**** ENTRIES SHOWN ****

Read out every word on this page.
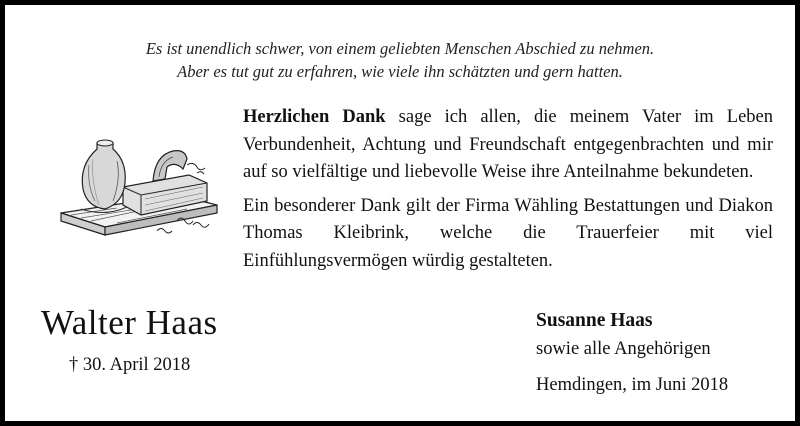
Es ist unendlich schwer, von einem geliebten Menschen Abschied zu nehmen.
Aber es tut gut zu erfahren, wie viele ihn schätzten und gern hatten.

Herzlichen Dank sage ich allen, die meinem Vater im Leben Verbundenheit, Achtung und Freundschaft entgegenbrachten und mir auf so vielfältige und liebevolle Weise ihre Anteilnahme bekundeten.

Ein besonderer Dank gilt der Firma Wähling Bestattungen und Diakon Thomas Kleibrink, welche die Trauerfeier mit viel Einfühlungsvermögen würdig gestalteten.

Walter Haas
† 30. April 2018
Susanne Haas
sowie alle Angehörigen
Hemdingen, im Juni 2018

****

## SHORT PROBLEM
Reproduce each entry precisely. Leave the pictures out.

## EXERCISE RESULT
Read out every word on this page.
Es ist unendlich schwer, von einem geliebten Menschen Abschied zu nehmen.
Aber es tut gut zu erfahren, wie viele ihn schätzten und gern hatten.

Herzlichen Dank sage ich allen, die meinem Vater im Leben Verbundenheit, Achtung und Freundschaft entgegenbrachten und mir auf so vielfältige und liebevolle Weise ihre Anteilnahme bekundeten.

Ein besonderer Dank gilt der Firma Wähling Bestattungen und Diakon Thomas Kleibrink, welche die Trauerfeier mit viel Einfühlungsvermögen würdig gestalteten.

Walter Haas
† 30. April 2018
Susanne Haas
sowie alle Angehörigen
Hemdingen, im Juni 2018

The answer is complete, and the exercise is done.